■ Problem requirements
Note how many lines contain "ylabel" and give that number, with nothing else.

■ Records to process
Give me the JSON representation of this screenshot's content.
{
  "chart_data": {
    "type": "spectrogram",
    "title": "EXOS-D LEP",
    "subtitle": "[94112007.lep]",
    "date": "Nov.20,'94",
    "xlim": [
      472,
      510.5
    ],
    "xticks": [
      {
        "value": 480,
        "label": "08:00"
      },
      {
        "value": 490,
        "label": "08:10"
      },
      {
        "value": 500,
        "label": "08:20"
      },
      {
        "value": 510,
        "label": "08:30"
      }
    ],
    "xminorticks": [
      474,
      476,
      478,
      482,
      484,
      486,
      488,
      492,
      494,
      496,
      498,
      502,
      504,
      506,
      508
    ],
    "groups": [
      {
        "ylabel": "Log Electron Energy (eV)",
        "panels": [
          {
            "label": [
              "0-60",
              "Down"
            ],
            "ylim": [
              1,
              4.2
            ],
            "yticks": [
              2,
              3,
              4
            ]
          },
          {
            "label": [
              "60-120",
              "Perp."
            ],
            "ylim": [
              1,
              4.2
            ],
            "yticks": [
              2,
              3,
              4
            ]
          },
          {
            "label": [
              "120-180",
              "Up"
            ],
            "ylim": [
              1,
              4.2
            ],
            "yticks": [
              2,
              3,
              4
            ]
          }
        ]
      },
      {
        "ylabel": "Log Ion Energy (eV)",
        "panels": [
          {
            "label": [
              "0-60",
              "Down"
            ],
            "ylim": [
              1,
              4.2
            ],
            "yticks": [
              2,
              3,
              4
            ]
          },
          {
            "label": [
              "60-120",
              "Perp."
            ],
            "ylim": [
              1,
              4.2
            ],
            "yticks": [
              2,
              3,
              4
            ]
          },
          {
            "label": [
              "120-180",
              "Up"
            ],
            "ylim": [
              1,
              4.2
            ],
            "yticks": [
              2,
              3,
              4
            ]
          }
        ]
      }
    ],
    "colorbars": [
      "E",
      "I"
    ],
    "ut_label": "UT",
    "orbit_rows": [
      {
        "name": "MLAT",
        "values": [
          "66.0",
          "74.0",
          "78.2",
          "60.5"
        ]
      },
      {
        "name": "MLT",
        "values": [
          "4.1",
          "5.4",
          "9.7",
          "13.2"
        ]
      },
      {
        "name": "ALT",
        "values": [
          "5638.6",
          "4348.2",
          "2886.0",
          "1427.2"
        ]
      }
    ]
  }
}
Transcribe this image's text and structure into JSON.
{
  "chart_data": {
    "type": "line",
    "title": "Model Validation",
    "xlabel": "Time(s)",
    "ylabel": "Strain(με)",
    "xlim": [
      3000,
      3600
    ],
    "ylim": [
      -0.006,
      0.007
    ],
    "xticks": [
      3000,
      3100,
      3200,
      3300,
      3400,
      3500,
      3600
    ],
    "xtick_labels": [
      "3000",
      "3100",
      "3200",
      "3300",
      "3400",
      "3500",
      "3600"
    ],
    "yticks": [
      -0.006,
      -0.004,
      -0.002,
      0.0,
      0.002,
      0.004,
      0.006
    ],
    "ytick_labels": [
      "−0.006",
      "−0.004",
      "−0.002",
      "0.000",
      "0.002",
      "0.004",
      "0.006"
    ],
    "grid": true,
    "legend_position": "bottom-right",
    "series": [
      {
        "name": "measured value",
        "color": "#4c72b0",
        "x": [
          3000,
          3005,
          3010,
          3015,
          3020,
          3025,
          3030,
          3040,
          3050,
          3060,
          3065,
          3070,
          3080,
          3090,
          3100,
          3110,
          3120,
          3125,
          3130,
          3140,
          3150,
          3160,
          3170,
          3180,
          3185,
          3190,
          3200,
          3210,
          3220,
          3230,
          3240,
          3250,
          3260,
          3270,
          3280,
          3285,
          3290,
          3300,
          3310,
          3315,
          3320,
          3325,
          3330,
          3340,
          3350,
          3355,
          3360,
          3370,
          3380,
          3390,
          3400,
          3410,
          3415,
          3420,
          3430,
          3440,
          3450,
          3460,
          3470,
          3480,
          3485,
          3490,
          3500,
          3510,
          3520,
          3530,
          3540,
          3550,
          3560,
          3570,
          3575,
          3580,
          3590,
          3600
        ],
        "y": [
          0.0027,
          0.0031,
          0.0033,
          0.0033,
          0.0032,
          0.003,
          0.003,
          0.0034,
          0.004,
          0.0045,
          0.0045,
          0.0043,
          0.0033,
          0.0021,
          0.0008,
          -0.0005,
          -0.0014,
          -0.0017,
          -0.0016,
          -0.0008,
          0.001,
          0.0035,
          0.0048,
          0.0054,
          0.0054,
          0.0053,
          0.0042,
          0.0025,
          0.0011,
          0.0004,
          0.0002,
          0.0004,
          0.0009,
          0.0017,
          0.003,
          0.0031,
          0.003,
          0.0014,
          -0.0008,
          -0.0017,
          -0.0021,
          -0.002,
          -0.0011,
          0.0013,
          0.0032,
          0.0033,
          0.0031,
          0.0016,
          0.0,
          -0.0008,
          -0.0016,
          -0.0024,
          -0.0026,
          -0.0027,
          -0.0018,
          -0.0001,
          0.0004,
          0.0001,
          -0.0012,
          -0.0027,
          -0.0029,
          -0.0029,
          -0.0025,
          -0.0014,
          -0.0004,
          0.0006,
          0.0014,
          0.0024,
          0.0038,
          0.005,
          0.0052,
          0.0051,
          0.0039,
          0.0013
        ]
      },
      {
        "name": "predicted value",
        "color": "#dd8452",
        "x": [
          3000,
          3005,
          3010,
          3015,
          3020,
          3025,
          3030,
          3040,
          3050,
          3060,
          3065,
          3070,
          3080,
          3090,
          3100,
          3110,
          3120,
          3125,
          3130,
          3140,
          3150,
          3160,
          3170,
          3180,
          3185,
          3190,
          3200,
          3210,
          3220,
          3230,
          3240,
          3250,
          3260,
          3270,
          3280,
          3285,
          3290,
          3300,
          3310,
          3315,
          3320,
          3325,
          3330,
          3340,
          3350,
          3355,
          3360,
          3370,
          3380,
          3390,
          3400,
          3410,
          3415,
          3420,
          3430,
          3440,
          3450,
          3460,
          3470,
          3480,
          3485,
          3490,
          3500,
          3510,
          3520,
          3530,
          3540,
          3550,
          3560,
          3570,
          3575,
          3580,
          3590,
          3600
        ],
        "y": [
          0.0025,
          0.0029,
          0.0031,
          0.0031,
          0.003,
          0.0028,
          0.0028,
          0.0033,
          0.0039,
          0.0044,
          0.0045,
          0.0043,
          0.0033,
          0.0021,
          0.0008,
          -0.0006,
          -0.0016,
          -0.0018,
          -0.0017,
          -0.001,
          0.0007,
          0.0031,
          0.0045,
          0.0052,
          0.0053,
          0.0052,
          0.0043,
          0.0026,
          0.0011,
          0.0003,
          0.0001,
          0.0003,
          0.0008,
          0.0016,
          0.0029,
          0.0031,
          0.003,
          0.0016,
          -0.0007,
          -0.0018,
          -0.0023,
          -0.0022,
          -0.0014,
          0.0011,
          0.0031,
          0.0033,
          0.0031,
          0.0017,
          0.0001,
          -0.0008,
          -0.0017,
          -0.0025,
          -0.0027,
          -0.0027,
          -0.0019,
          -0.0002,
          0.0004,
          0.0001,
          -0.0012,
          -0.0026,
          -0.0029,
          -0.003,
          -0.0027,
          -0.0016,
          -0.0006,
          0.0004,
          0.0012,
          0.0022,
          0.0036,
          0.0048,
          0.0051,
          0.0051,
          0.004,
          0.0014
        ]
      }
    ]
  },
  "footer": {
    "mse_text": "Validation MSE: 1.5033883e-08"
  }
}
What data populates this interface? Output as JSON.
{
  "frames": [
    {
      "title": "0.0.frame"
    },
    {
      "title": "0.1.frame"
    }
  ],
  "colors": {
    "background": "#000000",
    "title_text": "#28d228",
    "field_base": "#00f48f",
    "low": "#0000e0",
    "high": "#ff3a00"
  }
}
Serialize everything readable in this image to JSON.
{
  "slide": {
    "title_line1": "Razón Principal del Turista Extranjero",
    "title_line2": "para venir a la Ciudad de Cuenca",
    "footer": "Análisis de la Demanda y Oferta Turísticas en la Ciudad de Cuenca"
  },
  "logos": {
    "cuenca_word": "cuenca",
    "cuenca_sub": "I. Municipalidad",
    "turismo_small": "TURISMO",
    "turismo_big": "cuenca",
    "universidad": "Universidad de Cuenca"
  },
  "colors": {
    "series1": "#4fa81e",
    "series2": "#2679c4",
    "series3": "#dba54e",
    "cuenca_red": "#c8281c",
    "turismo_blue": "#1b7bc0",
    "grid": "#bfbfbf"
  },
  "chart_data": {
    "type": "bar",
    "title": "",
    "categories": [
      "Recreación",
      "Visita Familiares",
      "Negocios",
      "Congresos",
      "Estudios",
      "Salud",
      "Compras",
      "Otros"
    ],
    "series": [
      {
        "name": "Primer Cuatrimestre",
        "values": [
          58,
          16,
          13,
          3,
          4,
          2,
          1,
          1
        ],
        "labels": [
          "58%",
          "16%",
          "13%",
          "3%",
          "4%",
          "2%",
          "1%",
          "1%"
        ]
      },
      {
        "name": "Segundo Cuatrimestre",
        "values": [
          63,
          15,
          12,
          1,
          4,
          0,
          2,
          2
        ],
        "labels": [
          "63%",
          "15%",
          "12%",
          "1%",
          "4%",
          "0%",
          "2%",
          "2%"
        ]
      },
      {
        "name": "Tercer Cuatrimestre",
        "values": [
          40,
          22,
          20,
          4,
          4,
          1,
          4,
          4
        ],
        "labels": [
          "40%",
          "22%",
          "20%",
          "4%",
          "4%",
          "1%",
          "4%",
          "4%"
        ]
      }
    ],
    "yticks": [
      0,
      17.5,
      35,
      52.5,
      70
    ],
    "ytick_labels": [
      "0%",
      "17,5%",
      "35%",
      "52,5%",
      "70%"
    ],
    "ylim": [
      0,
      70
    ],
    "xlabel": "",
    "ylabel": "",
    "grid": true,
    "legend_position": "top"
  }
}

■ Complete response
4